### TEXT PROVIDED
Calculates the coefficient of variation of the feature importance.

Parameters:

Name	Type	Description	Default
model	object	The model.	required
test_sample	object	One test sample to calculate the feature importance.	required

Returns:

Name	Type	Description
float		The coefficient of variation of the feature importance.

Source code in nebula/addons/trustworthiness/calculation.py

def get_feature_importance_cv(model, test_sample):
    """
    Calculates the coefficient of variation of the feature importance.

    Args:
        model (object): The model.
        test_sample (object): One test sample to calculate the feature importance.

    Returns:
        float: The coefficient of variation of the feature importance.
    """

    try:
        cv = 0
        batch_size = 10
        device = "cpu"

        if isinstance(model, torch.nn.Module):
            batched_data, _ = test_sample

            n = batch_size
            m = math.floor(0.8 * n)

            background = batched_data[:m].to(device)
            test_data = batched_data[m:n].to(device)

            e = shap.DeepExplainer(model, background)
            shap_values = e.shap_values(test_data)
            if shap_values is not None and len(shap_values) > 0:
                sums = np.array([shap_values[i].sum() for i in range(len(shap_values))])
                abs_sums = np.absolute(sums)
                cv = variation(abs_sums)
    except Exception as e:
        logger.warning("Could not compute feature importance CV with shap")
        cv = 1
    if math.isnan(cv):
        cv = 1
    return cv

get_global_privacy_risk(dp, epsilon, n)

Calculates the global privacy risk by epsilon and the number of clients.

Parameters:

Name	Type	Description	Default
dp	bool	Indicates if differential privacy is used or not.	required
epsilon	int	The epsilon value.	required
n	int	The number of clients in the scenario.	required

Returns:

Name	Type	Description
float		The global privacy risk.

Source code in nebula/addons/trustworthiness/calculation.py

def get_global_privacy_risk(dp, epsilon, n):
    """
    Calculates the global privacy risk by epsilon and the number of clients.

    Args:
        dp (bool): Indicates if differential privacy is used or not.
        epsilon (int): The epsilon value.
        n (int): The number of clients in the scenario.

    Returns:
        float: The global privacy risk.
    """

    if dp is True and isinstance(epsilon, numbers.Number):
        return 1 / (1 + (n - 1) * math.pow(e, -epsilon))
    else:
        return 1

get_map_value_score(score_key, score_map)

Finds the score by the score_key in the score_map and returns the value.

Parameters:

Name	Type	Description	Default
score_key	string	The key to look up in the score_map.	required
score_map	dict	The score map defined in the eval_metrics.json file.	required

Returns:

Name	Type	Description
float		The score obtained in the score_map.

Source code in nebula/addons/trustworthiness/calculation.py

def get_map_value_score(score_key, score_map):
    """

### REQUIREMENT
Answer these questions using the function reference above.
(a) What batch size does get_feature_importance_cv set?
(b) What value does get_global_privacy_risk return when differential privacy is not used?
(c) In which file is the score map for get_map_value_score defined?

### RECORDED INFORMATION
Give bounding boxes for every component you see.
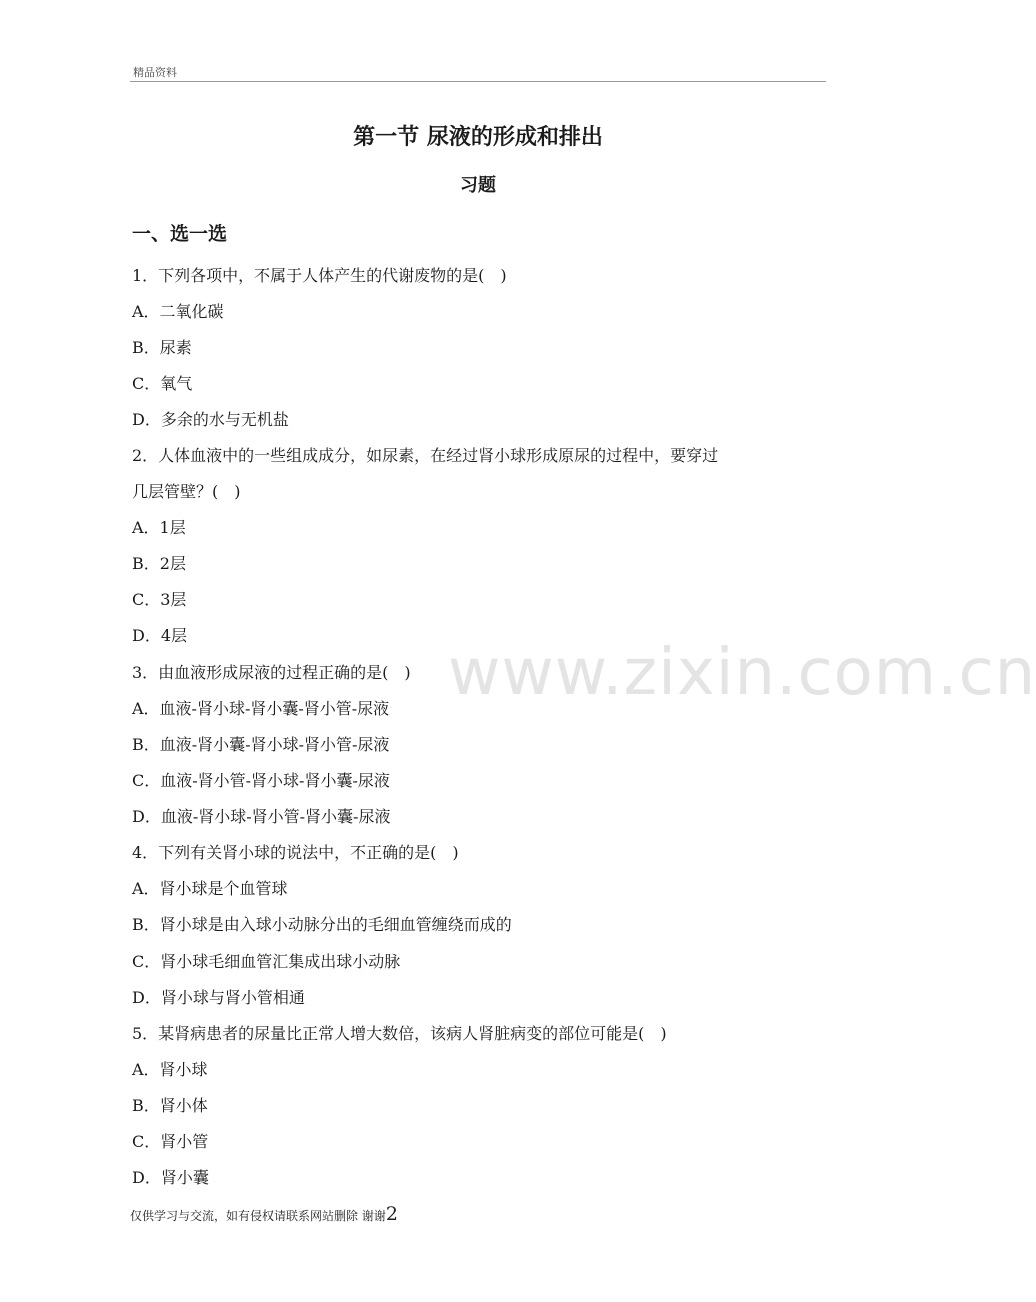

### OUTPUT FOR THIS TASK
(a) 10
(b) 1
(c) eval_metrics.json